Funny how the symbol like I said was on Christian churches dating over a thousand years old. It was on the coat of arms on Hitler’s Monastery school something he would have passed under each day he attented. It’s been said to have been in the church Hitler attented as a boy.

“The Japanese excuse is bullshit”

You do realize that they are a Shinto, Buddhist influened culture in regards to art, religion, symbology as well as cusine? So yeah the manji is found throughtout the culture especially among the Chinese. It’s on food packaging to state the contents are edible by strict buddhists. Christanity is pretty much nonexistant in Japan so they don’t see the connection to Nazism nor do several billion people. They aren’t big into world war 2. Most of their young people would be baffled at the notion that their forefathers would have attacked the United States. So no it’s bullshit you are being a racist. Bother to do some research there are reasons it’s used and they are cultural.

The swatiska is even found in Abrhamic religions even Jewish mystical texts dating form centuries ago have the symbol it’s a rare Jewish symbol. It’s on Mosques dating from centuries ago as well. Christians, Jews and Muslims have used the symbol over the centuries.

“than a thousand years. “

You must not have noticed when I used the word several.

“There’s nothing in the game that makes you kill civilians - prostitutes or no. “

Same thing in the Postal game series. It’s all player determined wheter or not to do the violent actions.

Comment #40: tootiredoftheright  on  06/22  at  02:07 AM

I love that in this thread multiple posters are engaging in explicit racism against the Japanese, under the guise of racial sensitivity.

**Exercise requirements:**
• a. In the swastika comment thread, why does the commenter say the Japanese don't connect the manji with Nazism?
• b. Continue the swastika comment thread from its last sentence.

**Listing:**
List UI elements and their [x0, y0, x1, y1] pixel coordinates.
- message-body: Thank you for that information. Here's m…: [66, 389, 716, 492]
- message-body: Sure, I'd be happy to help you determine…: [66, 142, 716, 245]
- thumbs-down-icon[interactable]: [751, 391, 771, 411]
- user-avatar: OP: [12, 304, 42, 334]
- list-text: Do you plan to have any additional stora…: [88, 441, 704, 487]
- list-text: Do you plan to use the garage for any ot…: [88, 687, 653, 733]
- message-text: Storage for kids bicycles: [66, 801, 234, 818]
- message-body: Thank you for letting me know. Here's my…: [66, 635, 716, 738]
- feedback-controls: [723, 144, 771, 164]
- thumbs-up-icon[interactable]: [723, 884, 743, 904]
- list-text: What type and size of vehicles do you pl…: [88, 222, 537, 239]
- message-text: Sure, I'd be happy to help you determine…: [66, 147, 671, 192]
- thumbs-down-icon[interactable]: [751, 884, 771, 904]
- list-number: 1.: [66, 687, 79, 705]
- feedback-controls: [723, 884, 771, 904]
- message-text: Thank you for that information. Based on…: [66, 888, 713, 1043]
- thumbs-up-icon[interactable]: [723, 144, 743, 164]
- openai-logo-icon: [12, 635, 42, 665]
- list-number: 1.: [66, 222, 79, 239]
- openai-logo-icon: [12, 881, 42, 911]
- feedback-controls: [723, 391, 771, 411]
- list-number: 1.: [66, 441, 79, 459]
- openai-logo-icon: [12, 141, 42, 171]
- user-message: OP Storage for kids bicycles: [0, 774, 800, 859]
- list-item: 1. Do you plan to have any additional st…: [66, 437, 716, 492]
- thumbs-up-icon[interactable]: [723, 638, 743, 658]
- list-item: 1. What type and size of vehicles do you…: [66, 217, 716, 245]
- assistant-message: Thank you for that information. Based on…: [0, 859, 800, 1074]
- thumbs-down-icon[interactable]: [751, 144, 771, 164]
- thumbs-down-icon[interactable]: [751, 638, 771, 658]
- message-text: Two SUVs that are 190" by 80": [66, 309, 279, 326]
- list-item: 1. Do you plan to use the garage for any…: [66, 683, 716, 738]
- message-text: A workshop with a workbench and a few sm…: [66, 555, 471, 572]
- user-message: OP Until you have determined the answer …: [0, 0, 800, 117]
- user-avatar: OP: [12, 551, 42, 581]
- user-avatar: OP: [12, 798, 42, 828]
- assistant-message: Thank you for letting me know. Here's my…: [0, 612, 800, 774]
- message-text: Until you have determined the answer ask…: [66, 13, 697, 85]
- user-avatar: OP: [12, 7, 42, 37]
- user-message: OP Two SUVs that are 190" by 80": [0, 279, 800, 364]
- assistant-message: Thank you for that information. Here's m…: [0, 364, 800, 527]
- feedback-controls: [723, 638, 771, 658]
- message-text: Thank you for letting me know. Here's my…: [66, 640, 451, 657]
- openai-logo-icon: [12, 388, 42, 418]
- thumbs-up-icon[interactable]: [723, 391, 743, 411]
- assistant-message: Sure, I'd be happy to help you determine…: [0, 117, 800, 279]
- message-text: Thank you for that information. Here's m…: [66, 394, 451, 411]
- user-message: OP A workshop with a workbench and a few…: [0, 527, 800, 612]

**Outputs:**
• a. The commenter says Christianity is pretty much nonexistent in Japan and that the Japanese aren't big into World War II. Because of this, they don't see the symbol's connection to Nazism.

• b.
What an odd, hypocritical world we inhabit.

Comment #41: Margalis  on  06/22  at  02:09 AM

Remember the Pokémon card with the Swastika?

America: omg, teh nazi pokémon!111 wyh cant they be nice like US?

Americans, funny guys!

Comment #42: Sirkowski  on  06/22  at  02:52 AM

Margalis, if you’re genuinely claiming “Japan is not weird at all” you’re a fucking liar or woefully uninformed.

For a more general comparison: for the Japanese, racism against Africans is roughly as alien to them as the ethnic strife in the Balkans is to most Americans.

You can have a firm grasp on the reasons why. You can know the players involved. you can even feel really bad for victimized groups.

But each discrimination is unique. Sexism is not racism is not homophobia, and different strains of each are not really comparable. So what they know about racism against blacks is what they learn from imported TV and movies. Which isn’t very informative.

You really can’t know about a racism until you’ve experienced it, as a victim, perpetrator, witness, or some combination thereof.

Comment #43: karpad  on  06/22  at  03:01 AM

I was thinking more along the lines of:

If you think they’re going to see something wrong with a white guy mowing down black zombies in a game, you’re giving them way too much credit as far as critical thinking skills.  (Hint:  Japanese people are not taught to have critical thinking skills.)

Cool.

In other news black Africans are not taught to be anything other than animalistic savages.

Comment #44: Margalis  on  06/22  at  04:00 AM

karpad, I think the problem is that this thread is now devolving into “aren’t Japanese people WEIRD??” which is fun and all, but completely useless.

And your criticism of Margalis’ post is in the same genre as the people criticizing the critics of RE5, in misunderstanding a post. Pointing out that there’s a reason why it’s probably not problematic for Japanese game developers to make such a game is a-ok, as well as saying that the culture can look a bit odd from our perspective. There’s a significant distance from that to “Japanese people can’t think critically”, or depicting them as one homogeneous group, or talking about how “they” are “ignorant”.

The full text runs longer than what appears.